(Bounding box annotations)
******

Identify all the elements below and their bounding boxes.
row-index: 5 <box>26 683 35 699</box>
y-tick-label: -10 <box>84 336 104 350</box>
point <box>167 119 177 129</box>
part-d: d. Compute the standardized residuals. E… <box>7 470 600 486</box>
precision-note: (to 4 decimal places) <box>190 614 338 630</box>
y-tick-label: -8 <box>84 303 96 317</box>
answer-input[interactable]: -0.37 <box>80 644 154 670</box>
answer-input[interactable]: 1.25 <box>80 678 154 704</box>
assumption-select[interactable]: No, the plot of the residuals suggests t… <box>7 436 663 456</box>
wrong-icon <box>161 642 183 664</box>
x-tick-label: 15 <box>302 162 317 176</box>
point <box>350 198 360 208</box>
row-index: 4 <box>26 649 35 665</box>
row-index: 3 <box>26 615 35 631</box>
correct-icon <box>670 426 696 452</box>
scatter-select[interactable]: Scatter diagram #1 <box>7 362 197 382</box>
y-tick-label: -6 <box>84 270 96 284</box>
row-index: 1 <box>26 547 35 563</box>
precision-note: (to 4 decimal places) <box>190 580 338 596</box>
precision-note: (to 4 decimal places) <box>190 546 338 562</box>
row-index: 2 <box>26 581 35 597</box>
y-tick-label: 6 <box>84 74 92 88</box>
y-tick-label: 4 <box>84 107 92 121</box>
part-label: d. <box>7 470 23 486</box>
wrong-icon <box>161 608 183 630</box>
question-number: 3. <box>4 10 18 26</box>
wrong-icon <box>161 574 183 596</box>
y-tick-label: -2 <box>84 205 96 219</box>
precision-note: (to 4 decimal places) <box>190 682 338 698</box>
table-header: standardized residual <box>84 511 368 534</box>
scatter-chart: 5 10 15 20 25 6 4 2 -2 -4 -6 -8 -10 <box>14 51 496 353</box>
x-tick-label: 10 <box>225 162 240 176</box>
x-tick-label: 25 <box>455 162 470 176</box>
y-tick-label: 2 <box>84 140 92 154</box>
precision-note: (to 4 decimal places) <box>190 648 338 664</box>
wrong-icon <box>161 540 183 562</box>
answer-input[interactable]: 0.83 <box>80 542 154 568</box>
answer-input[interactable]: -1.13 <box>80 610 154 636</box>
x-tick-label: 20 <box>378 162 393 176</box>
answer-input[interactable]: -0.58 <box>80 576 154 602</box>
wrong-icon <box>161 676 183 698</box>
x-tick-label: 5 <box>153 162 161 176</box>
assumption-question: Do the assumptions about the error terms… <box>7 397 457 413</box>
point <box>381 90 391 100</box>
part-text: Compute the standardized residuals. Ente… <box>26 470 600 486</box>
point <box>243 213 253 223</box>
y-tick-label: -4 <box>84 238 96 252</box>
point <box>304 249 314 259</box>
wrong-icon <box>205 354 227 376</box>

******

*SHORT EXERCISE*
Can you update the data above by changing each "wrong-icon" to "incorrect-icon" and leaving everything else as it is?

*RESPONSE*
Identify all the elements below and their bounding boxes.
row-index: 5 <box>26 683 35 699</box>
y-tick-label: -10 <box>84 336 104 350</box>
point <box>167 119 177 129</box>
part-d: d. Compute the standardized residuals. E… <box>7 470 600 486</box>
precision-note: (to 4 decimal places) <box>190 614 338 630</box>
y-tick-label: -8 <box>84 303 96 317</box>
answer-input[interactable]: -0.37 <box>80 644 154 670</box>
answer-input[interactable]: 1.25 <box>80 678 154 704</box>
assumption-select[interactable]: No, the plot of the residuals suggests t… <box>7 436 663 456</box>
incorrect-icon <box>161 642 183 664</box>
x-tick-label: 15 <box>302 162 317 176</box>
point <box>350 198 360 208</box>
row-index: 4 <box>26 649 35 665</box>
row-index: 3 <box>26 615 35 631</box>
correct-icon <box>670 426 696 452</box>
scatter-select[interactable]: Scatter diagram #1 <box>7 362 197 382</box>
y-tick-label: -6 <box>84 270 96 284</box>
row-index: 1 <box>26 547 35 563</box>
precision-note: (to 4 decimal places) <box>190 580 338 596</box>
precision-note: (to 4 decimal places) <box>190 546 338 562</box>
row-index: 2 <box>26 581 35 597</box>
y-tick-label: 6 <box>84 74 92 88</box>
y-tick-label: 4 <box>84 107 92 121</box>
part-label: d. <box>7 470 23 486</box>
incorrect-icon <box>161 608 183 630</box>
question-number: 3. <box>4 10 18 26</box>
incorrect-icon <box>161 574 183 596</box>
y-tick-label: -2 <box>84 205 96 219</box>
precision-note: (to 4 decimal places) <box>190 682 338 698</box>
table-header: standardized residual <box>84 511 368 534</box>
scatter-chart: 5 10 15 20 25 6 4 2 -2 -4 -6 -8 -10 <box>14 51 496 353</box>
x-tick-label: 10 <box>225 162 240 176</box>
x-tick-label: 25 <box>455 162 470 176</box>
y-tick-label: 2 <box>84 140 92 154</box>
precision-note: (to 4 decimal places) <box>190 648 338 664</box>
incorrect-icon <box>161 540 183 562</box>
answer-input[interactable]: 0.83 <box>80 542 154 568</box>
answer-input[interactable]: -1.13 <box>80 610 154 636</box>
x-tick-label: 20 <box>378 162 393 176</box>
answer-input[interactable]: -0.58 <box>80 576 154 602</box>
incorrect-icon <box>161 676 183 698</box>
x-tick-label: 5 <box>153 162 161 176</box>
assumption-question: Do the assumptions about the error terms… <box>7 397 457 413</box>
point <box>381 90 391 100</box>
part-text: Compute the standardized residuals. Ente… <box>26 470 600 486</box>
point <box>243 213 253 223</box>
y-tick-label: -4 <box>84 238 96 252</box>
point <box>304 249 314 259</box>
incorrect-icon <box>205 354 227 376</box>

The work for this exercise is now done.